SHORT EXERCISE
Starting with the line that contains "What text is on this page?", copy every line through the end of the data below, exactly and with nothing added.

** start of DATASET RECORDS **

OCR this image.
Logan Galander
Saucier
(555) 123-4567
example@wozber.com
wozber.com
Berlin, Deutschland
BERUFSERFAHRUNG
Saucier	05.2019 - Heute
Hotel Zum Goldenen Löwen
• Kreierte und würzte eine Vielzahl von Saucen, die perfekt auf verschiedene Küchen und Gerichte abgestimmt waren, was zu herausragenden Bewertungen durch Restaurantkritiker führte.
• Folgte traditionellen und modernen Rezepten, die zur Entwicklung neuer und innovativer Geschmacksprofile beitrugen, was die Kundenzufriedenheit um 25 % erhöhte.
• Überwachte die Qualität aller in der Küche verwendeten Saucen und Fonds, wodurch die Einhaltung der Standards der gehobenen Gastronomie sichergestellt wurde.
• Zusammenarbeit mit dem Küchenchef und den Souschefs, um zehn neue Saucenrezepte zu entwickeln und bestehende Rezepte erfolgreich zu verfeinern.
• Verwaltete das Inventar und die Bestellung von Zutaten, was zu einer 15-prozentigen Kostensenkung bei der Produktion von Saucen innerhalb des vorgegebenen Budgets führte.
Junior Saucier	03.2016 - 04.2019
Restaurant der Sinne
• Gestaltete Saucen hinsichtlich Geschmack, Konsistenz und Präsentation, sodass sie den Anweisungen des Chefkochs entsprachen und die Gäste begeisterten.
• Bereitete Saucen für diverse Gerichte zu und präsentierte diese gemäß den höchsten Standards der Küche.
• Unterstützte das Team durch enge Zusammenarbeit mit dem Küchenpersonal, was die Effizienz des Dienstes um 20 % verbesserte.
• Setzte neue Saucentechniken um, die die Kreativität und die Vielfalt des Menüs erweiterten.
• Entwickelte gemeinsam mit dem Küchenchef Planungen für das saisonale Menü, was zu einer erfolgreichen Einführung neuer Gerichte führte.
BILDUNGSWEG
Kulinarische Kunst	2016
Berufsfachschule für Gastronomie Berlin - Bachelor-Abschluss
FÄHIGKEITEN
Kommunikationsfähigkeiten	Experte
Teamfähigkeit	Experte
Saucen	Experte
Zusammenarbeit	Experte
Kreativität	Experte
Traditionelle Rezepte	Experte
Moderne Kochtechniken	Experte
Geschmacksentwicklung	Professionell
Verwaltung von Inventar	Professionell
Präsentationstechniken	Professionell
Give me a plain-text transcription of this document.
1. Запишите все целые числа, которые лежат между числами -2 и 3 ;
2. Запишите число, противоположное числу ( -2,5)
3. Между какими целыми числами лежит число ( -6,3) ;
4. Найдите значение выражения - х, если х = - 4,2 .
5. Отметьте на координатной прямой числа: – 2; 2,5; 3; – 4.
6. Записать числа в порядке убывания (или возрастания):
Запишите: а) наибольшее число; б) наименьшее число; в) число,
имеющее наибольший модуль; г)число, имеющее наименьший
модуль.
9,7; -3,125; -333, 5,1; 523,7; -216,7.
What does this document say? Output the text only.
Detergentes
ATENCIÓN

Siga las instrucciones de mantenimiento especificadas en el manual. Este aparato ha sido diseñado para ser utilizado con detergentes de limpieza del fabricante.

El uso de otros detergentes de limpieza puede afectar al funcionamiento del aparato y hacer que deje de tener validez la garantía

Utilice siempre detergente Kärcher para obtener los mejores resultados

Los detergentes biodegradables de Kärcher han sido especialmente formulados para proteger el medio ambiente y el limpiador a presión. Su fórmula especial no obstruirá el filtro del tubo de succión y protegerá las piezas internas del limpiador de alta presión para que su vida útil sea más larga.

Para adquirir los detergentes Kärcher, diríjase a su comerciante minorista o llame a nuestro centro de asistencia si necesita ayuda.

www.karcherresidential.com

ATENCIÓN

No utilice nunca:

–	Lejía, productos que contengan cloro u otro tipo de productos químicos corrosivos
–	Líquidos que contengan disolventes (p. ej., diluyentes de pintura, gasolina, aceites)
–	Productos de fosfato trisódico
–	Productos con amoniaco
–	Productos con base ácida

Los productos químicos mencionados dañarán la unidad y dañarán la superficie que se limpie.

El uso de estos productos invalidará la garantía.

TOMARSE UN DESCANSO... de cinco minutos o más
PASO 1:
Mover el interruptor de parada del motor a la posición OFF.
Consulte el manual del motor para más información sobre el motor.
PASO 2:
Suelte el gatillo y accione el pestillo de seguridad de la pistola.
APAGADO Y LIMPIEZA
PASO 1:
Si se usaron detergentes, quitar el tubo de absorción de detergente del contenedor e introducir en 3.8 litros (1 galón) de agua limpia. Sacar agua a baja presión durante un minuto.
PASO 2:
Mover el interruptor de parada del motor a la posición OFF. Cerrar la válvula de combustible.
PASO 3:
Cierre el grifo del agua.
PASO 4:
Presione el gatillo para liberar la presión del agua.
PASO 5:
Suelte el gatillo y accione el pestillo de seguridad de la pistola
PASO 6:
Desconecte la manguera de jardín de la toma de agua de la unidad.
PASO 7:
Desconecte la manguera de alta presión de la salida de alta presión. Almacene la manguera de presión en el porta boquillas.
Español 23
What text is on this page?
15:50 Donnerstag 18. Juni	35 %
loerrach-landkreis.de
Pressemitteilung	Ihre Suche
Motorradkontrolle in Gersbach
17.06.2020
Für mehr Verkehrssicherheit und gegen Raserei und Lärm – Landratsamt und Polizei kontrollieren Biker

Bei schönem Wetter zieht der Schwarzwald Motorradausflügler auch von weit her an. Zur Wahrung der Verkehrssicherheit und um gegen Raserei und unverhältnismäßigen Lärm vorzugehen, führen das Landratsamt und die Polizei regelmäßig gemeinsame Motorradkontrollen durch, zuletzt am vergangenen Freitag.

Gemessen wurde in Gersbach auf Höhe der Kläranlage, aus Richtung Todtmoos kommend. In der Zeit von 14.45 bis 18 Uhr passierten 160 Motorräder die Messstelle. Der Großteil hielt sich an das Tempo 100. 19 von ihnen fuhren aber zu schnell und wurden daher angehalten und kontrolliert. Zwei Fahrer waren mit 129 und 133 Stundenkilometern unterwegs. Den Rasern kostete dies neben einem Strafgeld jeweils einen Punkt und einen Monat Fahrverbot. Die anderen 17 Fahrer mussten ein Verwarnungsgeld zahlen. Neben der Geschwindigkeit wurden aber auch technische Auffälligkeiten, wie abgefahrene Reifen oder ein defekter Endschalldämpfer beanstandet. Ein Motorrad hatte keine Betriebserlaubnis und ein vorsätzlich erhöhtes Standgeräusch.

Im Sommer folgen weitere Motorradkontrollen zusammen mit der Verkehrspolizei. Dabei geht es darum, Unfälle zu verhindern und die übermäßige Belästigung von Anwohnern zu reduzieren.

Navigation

** end of DATASET RECORDS **

FINISHED ANSWER
What text is on this page?
15:50 Donnerstag 18. Juni	35 %
loerrach-landkreis.de
Pressemitteilung	Ihre Suche
Motorradkontrolle in Gersbach
17.06.2020
Für mehr Verkehrssicherheit und gegen Raserei und Lärm – Landratsamt und Polizei kontrollieren Biker

Bei schönem Wetter zieht der Schwarzwald Motorradausflügler auch von weit her an. Zur Wahrung der Verkehrssicherheit und um gegen Raserei und unverhältnismäßigen Lärm vorzugehen, führen das Landratsamt und die Polizei regelmäßig gemeinsame Motorradkontrollen durch, zuletzt am vergangenen Freitag.

Gemessen wurde in Gersbach auf Höhe der Kläranlage, aus Richtung Todtmoos kommend. In der Zeit von 14.45 bis 18 Uhr passierten 160 Motorräder die Messstelle. Der Großteil hielt sich an das Tempo 100. 19 von ihnen fuhren aber zu schnell und wurden daher angehalten und kontrolliert. Zwei Fahrer waren mit 129 und 133 Stundenkilometern unterwegs. Den Rasern kostete dies neben einem Strafgeld jeweils einen Punkt und einen Monat Fahrverbot. Die anderen 17 Fahrer mussten ein Verwarnungsgeld zahlen. Neben der Geschwindigkeit wurden aber auch technische Auffälligkeiten, wie abgefahrene Reifen oder ein defekter Endschalldämpfer beanstandet. Ein Motorrad hatte keine Betriebserlaubnis und ein vorsätzlich erhöhtes Standgeräusch.

Im Sommer folgen weitere Motorradkontrollen zusammen mit der Verkehrspolizei. Dabei geht es darum, Unfälle zu verhindern und die übermäßige Belästigung von Anwohnern zu reduzieren.

Navigation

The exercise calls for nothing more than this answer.